> _SOURCE EXTRACT_
Reflections
For the last couple days I’ve been trying to figure out what to write in the last blog about my time in Malawi. The problem isn’t a lack of content; it’s quite the opposite. I feel as if I’ve had a year’s life experience crammed into the last 2 months. As if I’ve been in the hyperbolic time chamber, but instead of extra gravity, there were extra life lessons (that has to be one of the worst sentences I’ve ever written). I’ve experienced the good, the bad, the amazing, the mundane, the simple, the difficult and everything in between. Any attempt to write a concise summary of my time would be futile — especially so early after returning home. There’s so much floating around in my head at the moment, including trying to get back into life in the UK, it’s hard to articulate everything. Instead you’ll have to put up with some random thoughts, stringed together by pretty poor sentence structure.
It’s good to travel
This is something I already knew, but Malawi solidified this for me. One of the best (if not the best way) to stretch yourself as a person is through experience. Entering new cultures and being around different people shines a massive light on how skewed your worldview can be sometimes. We all live incredibly bespoke lives based on where we live, our family setup, our friends etc. Travelling forces you to encounter the things you never considered and stretch your finite thinking to become a tad wider.
People are awesome
I’ve met some great people in the last 2 months — some really great people. All the missionaries I worked alongside at Kondanani have inspired me so much with their love, dedication, sacrifice, dedication and servant hearts. Some of the plaudits I was getting for going a measly 2 months made me laugh; these guys are the real MVPs. They’ve dedicated themselves long term to continually give of themselves everyday to these children. They’re not just teachers, they’re extended family, mentors, intercessors and more. It was great to get to know them all and I will miss them. It was also great to be around such a variety of ages, nationalities and backgrounds — Malawian, English, American, Irish, South Africans, Swiss, Dutch and Australian were the smorgasbord of nationalities on offer and hearing people’s various journeys to the orphanage was incredibly interesting. I won’t be forgetting them anytime soon.

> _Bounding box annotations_
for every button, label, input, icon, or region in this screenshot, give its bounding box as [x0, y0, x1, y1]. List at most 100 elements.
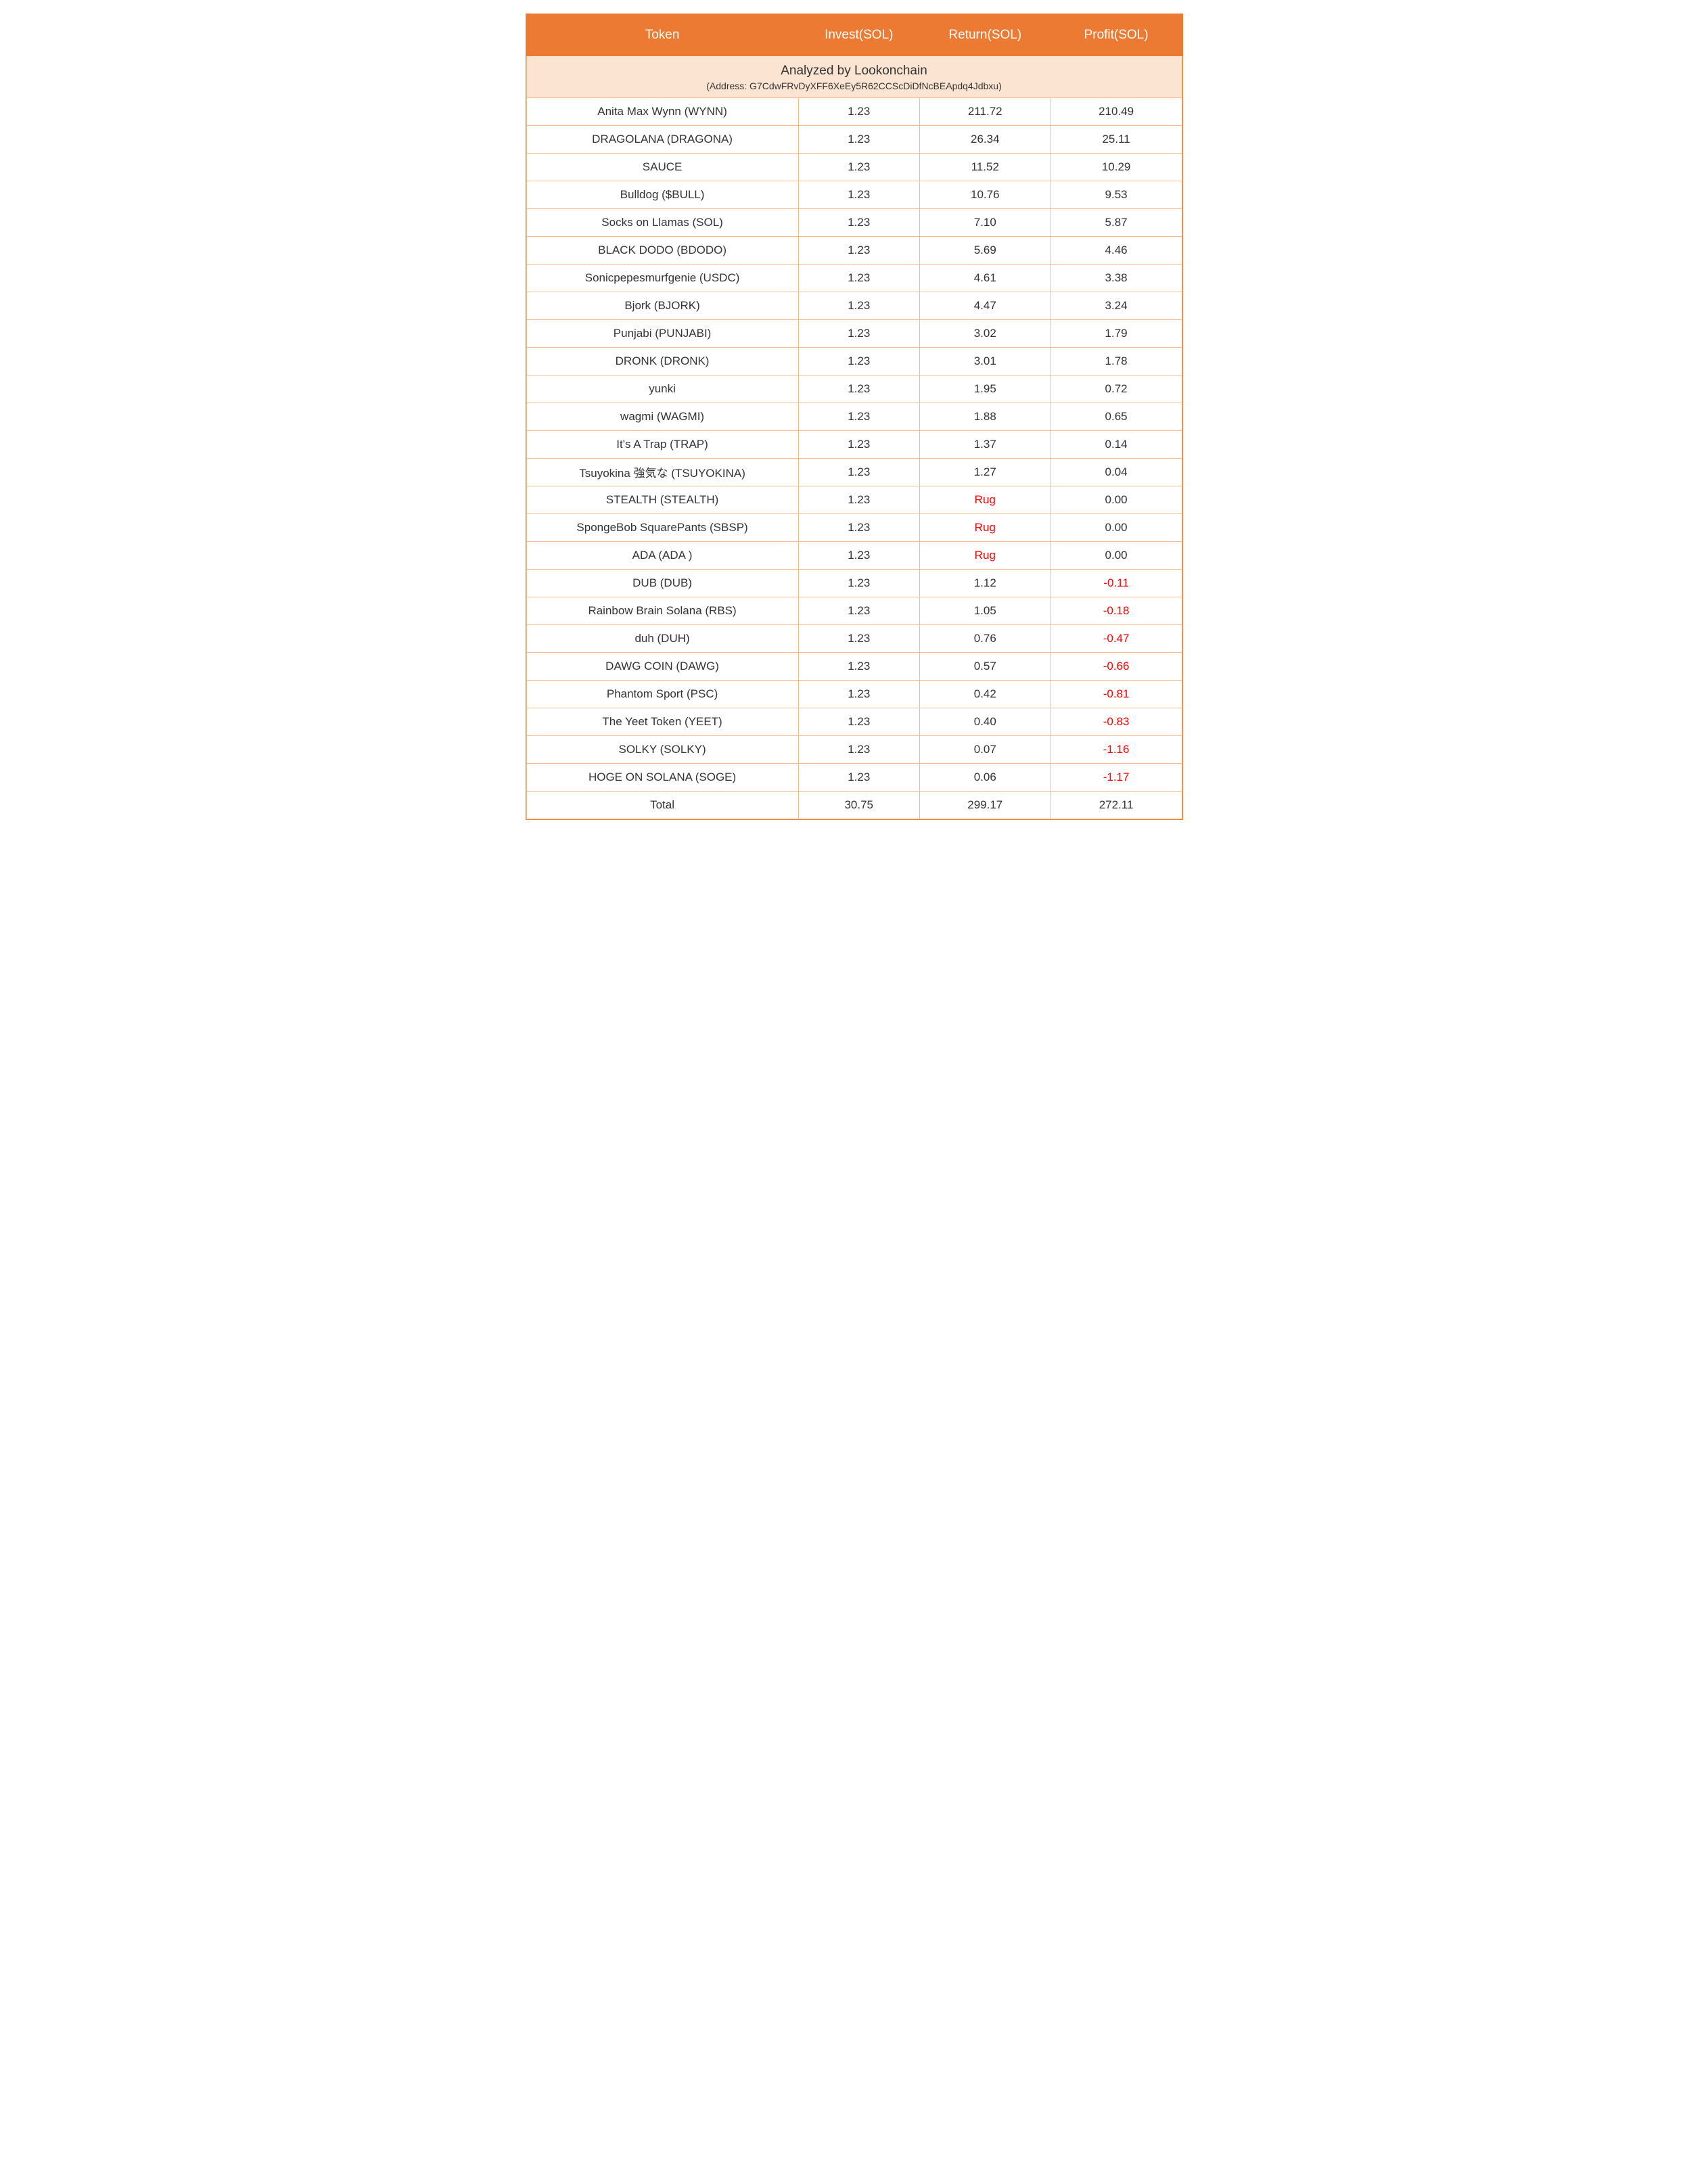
table-row: DRAGOLANA (DRAGONA)1.2326.3425.11 — [526, 125, 1182, 153]
table-row: Sonicpepesmurfgenie (USDC)1.234.613.38 — [526, 264, 1182, 292]
cell-profit: 4.46 — [1051, 236, 1182, 264]
cell-token: Rainbow Brain Solana (RBS) — [526, 597, 798, 624]
cell-return: 5.69 — [919, 236, 1051, 264]
cell-token: DAWG COIN (DAWG) — [526, 652, 798, 680]
cell-profit: -0.81 — [1051, 680, 1182, 708]
cell-profit: 1.79 — [1051, 319, 1182, 347]
table-row: Bulldog ($BULL)1.2310.769.53 — [526, 181, 1182, 208]
cell-profit: -0.47 — [1051, 624, 1182, 652]
cell-profit: 10.29 — [1051, 153, 1182, 181]
cell-invest: 1.23 — [798, 597, 919, 624]
cell-invest: 1.23 — [798, 208, 919, 236]
cell-token: The Yeet Token (YEET) — [526, 708, 798, 735]
cell-invest: 1.23 — [798, 403, 919, 430]
cell-token: Bulldog ($BULL) — [526, 181, 798, 208]
cell-return: Rug — [919, 486, 1051, 513]
cell-return: 0.42 — [919, 680, 1051, 708]
cell-invest: 1.23 — [798, 569, 919, 597]
cell-invest: 1.23 — [798, 458, 919, 486]
table-row: Bjork (BJORK)1.234.473.24 — [526, 292, 1182, 319]
cell-profit: -0.83 — [1051, 708, 1182, 735]
cell-profit: 0.65 — [1051, 403, 1182, 430]
cell-invest: 1.23 — [798, 347, 919, 375]
cell-invest: 1.23 — [798, 541, 919, 569]
cell-profit: 210.49 — [1051, 97, 1182, 125]
cell-invest: 1.23 — [798, 181, 919, 208]
cell-invest: 1.23 — [798, 292, 919, 319]
cell-return: 1.95 — [919, 375, 1051, 403]
cell-token: Anita Max Wynn (WYNN) — [526, 97, 798, 125]
cell-token: Sonicpepesmurfgenie (USDC) — [526, 264, 798, 292]
cell-return: 0.07 — [919, 735, 1051, 763]
cell-token: wagmi (WAGMI) — [526, 403, 798, 430]
cell-return: 7.10 — [919, 208, 1051, 236]
cell-invest: 1.23 — [798, 264, 919, 292]
banner-title: Analyzed by Lookonchain — [527, 63, 1182, 80]
cell-profit: -0.11 — [1051, 569, 1182, 597]
table-row: STEALTH (STEALTH)1.23Rug0.00 — [526, 486, 1182, 513]
cell-invest: 1.23 — [798, 735, 919, 763]
cell-total-profit: 272.11 — [1051, 791, 1182, 819]
cell-profit: 3.24 — [1051, 292, 1182, 319]
table-row: Rainbow Brain Solana (RBS)1.231.05-0.18 — [526, 597, 1182, 624]
table-row: Phantom Sport (PSC)1.230.42-0.81 — [526, 680, 1182, 708]
cell-token: Bjork (BJORK) — [526, 292, 798, 319]
cell-token: Phantom Sport (PSC) — [526, 680, 798, 708]
table-row: HOGE ON SOLANA (SOGE)1.230.06-1.17 — [526, 763, 1182, 791]
cell-return: Rug — [919, 541, 1051, 569]
table-row: duh (DUH)1.230.76-0.47 — [526, 624, 1182, 652]
cell-return: 211.72 — [919, 97, 1051, 125]
cell-token: DRAGOLANA (DRAGONA) — [526, 125, 798, 153]
cell-token: DRONK (DRONK) — [526, 347, 798, 375]
col-return: Return(SOL) — [919, 15, 1051, 56]
cell-return: Rug — [919, 513, 1051, 541]
col-profit: Profit(SOL) — [1051, 15, 1182, 56]
cell-invest: 1.23 — [798, 708, 919, 735]
cell-profit: 0.04 — [1051, 458, 1182, 486]
cell-token: It's A Trap (TRAP) — [526, 430, 798, 458]
cell-return: 1.37 — [919, 430, 1051, 458]
total-row: Total30.75299.17272.11 — [526, 791, 1182, 819]
cell-invest: 1.23 — [798, 236, 919, 264]
banner-address: (Address: G7CdwFRvDyXFF6XeEy5R62CCScDiDf… — [527, 80, 1182, 92]
table-row: ADA (ADA )1.23Rug0.00 — [526, 541, 1182, 569]
cell-invest: 1.23 — [798, 125, 919, 153]
cell-invest: 1.23 — [798, 624, 919, 652]
cell-return: 26.34 — [919, 125, 1051, 153]
table-row: wagmi (WAGMI)1.231.880.65 — [526, 403, 1182, 430]
cell-token: STEALTH (STEALTH) — [526, 486, 798, 513]
cell-token: yunki — [526, 375, 798, 403]
col-token: Token — [526, 15, 798, 56]
cell-invest: 1.23 — [798, 153, 919, 181]
cell-return: 4.61 — [919, 264, 1051, 292]
cell-invest: 1.23 — [798, 375, 919, 403]
cell-profit: -1.16 — [1051, 735, 1182, 763]
cell-profit: 0.14 — [1051, 430, 1182, 458]
cell-invest: 1.23 — [798, 763, 919, 791]
table-row: The Yeet Token (YEET)1.230.40-0.83 — [526, 708, 1182, 735]
cell-return: 0.57 — [919, 652, 1051, 680]
cell-token: ADA (ADA ) — [526, 541, 798, 569]
cell-return: 3.01 — [919, 347, 1051, 375]
cell-profit: 1.78 — [1051, 347, 1182, 375]
cell-return: 0.06 — [919, 763, 1051, 791]
cell-invest: 1.23 — [798, 513, 919, 541]
cell-profit: -1.17 — [1051, 763, 1182, 791]
token-analysis-table: Token Invest(SOL) Return(SOL) Profit(SOL… — [526, 14, 1183, 820]
cell-total-return: 299.17 — [919, 791, 1051, 819]
cell-return: 1.05 — [919, 597, 1051, 624]
cell-return: 10.76 — [919, 181, 1051, 208]
table-row: DRONK (DRONK)1.233.011.78 — [526, 347, 1182, 375]
table-row: DAWG COIN (DAWG)1.230.57-0.66 — [526, 652, 1182, 680]
cell-invest: 1.23 — [798, 652, 919, 680]
cell-return: 4.47 — [919, 292, 1051, 319]
cell-token: Tsuyokina 強気な (TSUYOKINA) — [526, 458, 798, 486]
cell-invest: 1.23 — [798, 680, 919, 708]
table-row: SOLKY (SOLKY)1.230.07-1.16 — [526, 735, 1182, 763]
cell-profit: 25.11 — [1051, 125, 1182, 153]
cell-token: SpongeBob SquarePants (SBSP) — [526, 513, 798, 541]
cell-total-invest: 30.75 — [798, 791, 919, 819]
cell-invest: 1.23 — [798, 430, 919, 458]
cell-return: 0.76 — [919, 624, 1051, 652]
table-header-row: Token Invest(SOL) Return(SOL) Profit(SOL… — [526, 15, 1182, 56]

> _EXERCISE TASKS_
1 - In the Malawi blog post, where did the missionaries the writer worked alongside serve?
2 - Resume the Malawi blog post from its last sentence, keeping the same casual voice.
These entries were taken from a different source than the Malawi blog post.

> _ANSWERS_
1 - At Kondanani.

2 -
Life is foggy
I think as a young Christian you get the fact that “God has a plan for you” drilled into your head so much, your natural inclination becomes to figure out what that plan is. That’s not a bad thing. In fact I think we should be asking God to pour out His will in our lives. However, I think we all get a bit obsessive with it and start to look to the plan more than to the plan maker. There’s great joy in appreciating the moment and knowing that you are where you’re supposed to be for this moment. Sometimes we chase tomorrow so much, we forget to live today. This seems to be the general lesson of my 20s so far and I intend to make sure I live today. I can’t even tell you where I’ll be this time next year, but it doesn’t matter. I’m just going to trust God and strive to fulfil each day. A preacher called Dave Duell once said “Assume you’re at a green light, ready to stop if it turns red.” Sounds better than constantly second-guessing the sat nav.
Give 100% to the moment
Three weeks in, I was having a bit of an internal crisis in regards to what I was doing in Malawi and in my life generally. I was feeling homesick for the first time in my life and was generally not dealing all that well with the fogginess of life. I had a decision to make — continue wallowing in it or decide to brush it off. Brushing it off, I prayed something along the lines of “Help me to live each day here with purpose and to leave a mark from my time here.” It worked! It was still hard at times, but I found myself wanting to spend more time with the children and less time trying to map out my life. They’re great kids too. The flipside of all this, is that I knew I would be going. 2 months really isn’t a long time and you could argue why choose to form deep bonds with the children, only to leave? Well I say it’s the best thing you can do. Although it made for quite an emotional and difficult last week, I’m glad I was able to sow into some of those children’s lives and they sowed into mine too.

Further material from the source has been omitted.